**What you need to do**
Reproduce the entries exactly.

Figure dataset records:
- - - -

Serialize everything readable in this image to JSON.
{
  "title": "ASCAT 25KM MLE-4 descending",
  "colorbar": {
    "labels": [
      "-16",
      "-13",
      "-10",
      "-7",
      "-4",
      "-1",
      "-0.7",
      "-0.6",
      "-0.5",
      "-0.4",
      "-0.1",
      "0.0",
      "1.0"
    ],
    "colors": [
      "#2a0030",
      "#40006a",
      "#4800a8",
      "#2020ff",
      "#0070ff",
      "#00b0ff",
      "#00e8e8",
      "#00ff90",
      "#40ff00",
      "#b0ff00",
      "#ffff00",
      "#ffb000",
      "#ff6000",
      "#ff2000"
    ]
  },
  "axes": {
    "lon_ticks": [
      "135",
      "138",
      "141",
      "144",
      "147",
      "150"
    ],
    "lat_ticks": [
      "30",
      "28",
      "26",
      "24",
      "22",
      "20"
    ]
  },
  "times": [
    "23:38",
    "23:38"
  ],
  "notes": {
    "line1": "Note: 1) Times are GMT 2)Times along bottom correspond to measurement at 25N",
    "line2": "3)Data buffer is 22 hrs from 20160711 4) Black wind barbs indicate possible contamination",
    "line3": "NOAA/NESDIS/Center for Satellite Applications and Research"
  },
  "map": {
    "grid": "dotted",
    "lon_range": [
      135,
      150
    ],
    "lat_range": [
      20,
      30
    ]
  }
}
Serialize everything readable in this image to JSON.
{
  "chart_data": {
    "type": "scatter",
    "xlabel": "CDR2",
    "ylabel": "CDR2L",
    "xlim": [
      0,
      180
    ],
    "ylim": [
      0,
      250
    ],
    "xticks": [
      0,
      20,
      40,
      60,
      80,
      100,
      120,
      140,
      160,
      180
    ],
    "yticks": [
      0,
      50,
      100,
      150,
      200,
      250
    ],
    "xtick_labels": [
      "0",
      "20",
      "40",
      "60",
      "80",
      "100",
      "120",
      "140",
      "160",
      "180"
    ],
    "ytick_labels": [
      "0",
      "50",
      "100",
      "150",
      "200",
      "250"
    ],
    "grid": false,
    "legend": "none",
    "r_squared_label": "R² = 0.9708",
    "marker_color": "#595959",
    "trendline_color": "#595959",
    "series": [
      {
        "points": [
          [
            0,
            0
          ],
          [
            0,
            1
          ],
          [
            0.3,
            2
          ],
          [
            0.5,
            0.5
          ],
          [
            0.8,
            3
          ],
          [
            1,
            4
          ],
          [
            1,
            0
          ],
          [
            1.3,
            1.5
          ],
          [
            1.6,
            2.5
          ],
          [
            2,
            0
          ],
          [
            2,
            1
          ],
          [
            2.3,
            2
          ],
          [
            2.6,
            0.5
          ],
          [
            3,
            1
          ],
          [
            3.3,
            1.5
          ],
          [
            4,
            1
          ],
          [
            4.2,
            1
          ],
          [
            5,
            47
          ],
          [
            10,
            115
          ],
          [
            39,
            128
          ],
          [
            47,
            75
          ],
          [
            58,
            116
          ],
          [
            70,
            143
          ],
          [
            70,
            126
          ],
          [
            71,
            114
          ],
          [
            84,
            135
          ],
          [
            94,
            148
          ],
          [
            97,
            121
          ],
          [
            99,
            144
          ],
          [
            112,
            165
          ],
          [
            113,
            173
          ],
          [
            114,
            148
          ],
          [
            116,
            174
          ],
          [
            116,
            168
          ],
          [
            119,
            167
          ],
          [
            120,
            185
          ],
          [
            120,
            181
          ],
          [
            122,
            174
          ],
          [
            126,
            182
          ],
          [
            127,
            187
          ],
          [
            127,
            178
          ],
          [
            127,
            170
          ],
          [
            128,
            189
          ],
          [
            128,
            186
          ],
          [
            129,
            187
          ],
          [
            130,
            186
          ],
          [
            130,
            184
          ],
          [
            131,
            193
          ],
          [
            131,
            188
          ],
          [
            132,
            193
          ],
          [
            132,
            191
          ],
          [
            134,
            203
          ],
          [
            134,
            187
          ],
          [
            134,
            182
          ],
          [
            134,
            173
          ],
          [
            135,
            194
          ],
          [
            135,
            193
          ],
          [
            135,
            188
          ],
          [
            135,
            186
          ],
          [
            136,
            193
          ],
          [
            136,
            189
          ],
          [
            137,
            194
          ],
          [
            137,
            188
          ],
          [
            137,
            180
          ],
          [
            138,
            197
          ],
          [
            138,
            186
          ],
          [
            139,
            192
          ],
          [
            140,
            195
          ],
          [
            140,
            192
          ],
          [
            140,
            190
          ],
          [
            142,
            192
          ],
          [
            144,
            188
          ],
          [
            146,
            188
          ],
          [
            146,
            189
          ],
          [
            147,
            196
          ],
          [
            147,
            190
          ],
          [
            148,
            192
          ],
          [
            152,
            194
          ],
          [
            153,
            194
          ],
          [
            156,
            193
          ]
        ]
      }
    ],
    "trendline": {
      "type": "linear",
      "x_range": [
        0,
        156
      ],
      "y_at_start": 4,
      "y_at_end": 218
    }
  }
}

- - - -

**Exercise result**
Serialize everything readable in this image to JSON.
{
  "title": "ASCAT 25KM MLE-4 descending",
  "colorbar": {
    "labels": [
      "-16",
      "-13",
      "-10",
      "-7",
      "-4",
      "-1",
      "-0.7",
      "-0.6",
      "-0.5",
      "-0.4",
      "-0.1",
      "0.0",
      "1.0"
    ],
    "colors": [
      "#2a0030",
      "#40006a",
      "#4800a8",
      "#2020ff",
      "#0070ff",
      "#00b0ff",
      "#00e8e8",
      "#00ff90",
      "#40ff00",
      "#b0ff00",
      "#ffff00",
      "#ffb000",
      "#ff6000",
      "#ff2000"
    ]
  },
  "axes": {
    "lon_ticks": [
      "135",
      "138",
      "141",
      "144",
      "147",
      "150"
    ],
    "lat_ticks": [
      "30",
      "28",
      "26",
      "24",
      "22",
      "20"
    ]
  },
  "times": [
    "23:38",
    "23:38"
  ],
  "notes": {
    "line1": "Note: 1) Times are GMT 2)Times along bottom correspond to measurement at 25N",
    "line2": "3)Data buffer is 22 hrs from 20160711 4) Black wind barbs indicate possible contamination",
    "line3": "NOAA/NESDIS/Center for Satellite Applications and Research"
  },
  "map": {
    "grid": "dotted",
    "lon_range": [
      135,
      150
    ],
    "lat_range": [
      20,
      30
    ]
  }
}
Serialize everything readable in this image to JSON.
{
  "chart_data": {
    "type": "scatter",
    "xlabel": "CDR2",
    "ylabel": "CDR2L",
    "xlim": [
      0,
      180
    ],
    "ylim": [
      0,
      250
    ],
    "xticks": [
      0,
      20,
      40,
      60,
      80,
      100,
      120,
      140,
      160,
      180
    ],
    "yticks": [
      0,
      50,
      100,
      150,
      200,
      250
    ],
    "xtick_labels": [
      "0",
      "20",
      "40",
      "60",
      "80",
      "100",
      "120",
      "140",
      "160",
      "180"
    ],
    "ytick_labels": [
      "0",
      "50",
      "100",
      "150",
      "200",
      "250"
    ],
    "grid": false,
    "legend": "none",
    "r_squared_label": "R² = 0.9708",
    "marker_color": "#595959",
    "trendline_color": "#595959",
    "series": [
      {
        "points": [
          [
            0,
            0
          ],
          [
            0,
            1
          ],
          [
            0.3,
            2
          ],
          [
            0.5,
            0.5
          ],
          [
            0.8,
            3
          ],
          [
            1,
            4
          ],
          [
            1,
            0
          ],
          [
            1.3,
            1.5
          ],
          [
            1.6,
            2.5
          ],
          [
            2,
            0
          ],
          [
            2,
            1
          ],
          [
            2.3,
            2
          ],
          [
            2.6,
            0.5
          ],
          [
            3,
            1
          ],
          [
            3.3,
            1.5
          ],
          [
            4,
            1
          ],
          [
            4.2,
            1
          ],
          [
            5,
            47
          ],
          [
            10,
            115
          ],
          [
            39,
            128
          ],
          [
            47,
            75
          ],
          [
            58,
            116
          ],
          [
            70,
            143
          ],
          [
            70,
            126
          ],
          [
            71,
            114
          ],
          [
            84,
            135
          ],
          [
            94,
            148
          ],
          [
            97,
            121
          ],
          [
            99,
            144
          ],
          [
            112,
            165
          ],
          [
            113,
            173
          ],
          [
            114,
            148
          ],
          [
            116,
            174
          ],
          [
            116,
            168
          ],
          [
            119,
            167
          ],
          [
            120,
            185
          ],
          [
            120,
            181
          ],
          [
            122,
            174
          ],
          [
            126,
            182
          ],
          [
            127,
            187
          ],
          [
            127,
            178
          ],
          [
            127,
            170
          ],
          [
            128,
            189
          ],
          [
            128,
            186
          ],
          [
            129,
            187
          ],
          [
            130,
            186
          ],
          [
            130,
            184
          ],
          [
            131,
            193
          ],
          [
            131,
            188
          ],
          [
            132,
            193
          ],
          [
            132,
            191
          ],
          [
            134,
            203
          ],
          [
            134,
            187
          ],
          [
            134,
            182
          ],
          [
            134,
            173
          ],
          [
            135,
            194
          ],
          [
            135,
            193
          ],
          [
            135,
            188
          ],
          [
            135,
            186
          ],
          [
            136,
            193
          ],
          [
            136,
            189
          ],
          [
            137,
            194
          ],
          [
            137,
            188
          ],
          [
            137,
            180
          ],
          [
            138,
            197
          ],
          [
            138,
            186
          ],
          [
            139,
            192
          ],
          [
            140,
            195
          ],
          [
            140,
            192
          ],
          [
            140,
            190
          ],
          [
            142,
            192
          ],
          [
            144,
            188
          ],
          [
            146,
            188
          ],
          [
            146,
            189
          ],
          [
            147,
            196
          ],
          [
            147,
            190
          ],
          [
            148,
            192
          ],
          [
            152,
            194
          ],
          [
            153,
            194
          ],
          [
            156,
            193
          ]
        ]
      }
    ],
    "trendline": {
      "type": "linear",
      "x_range": [
        0,
        156
      ],
      "y_at_start": 4,
      "y_at_end": 218
    }
  }
}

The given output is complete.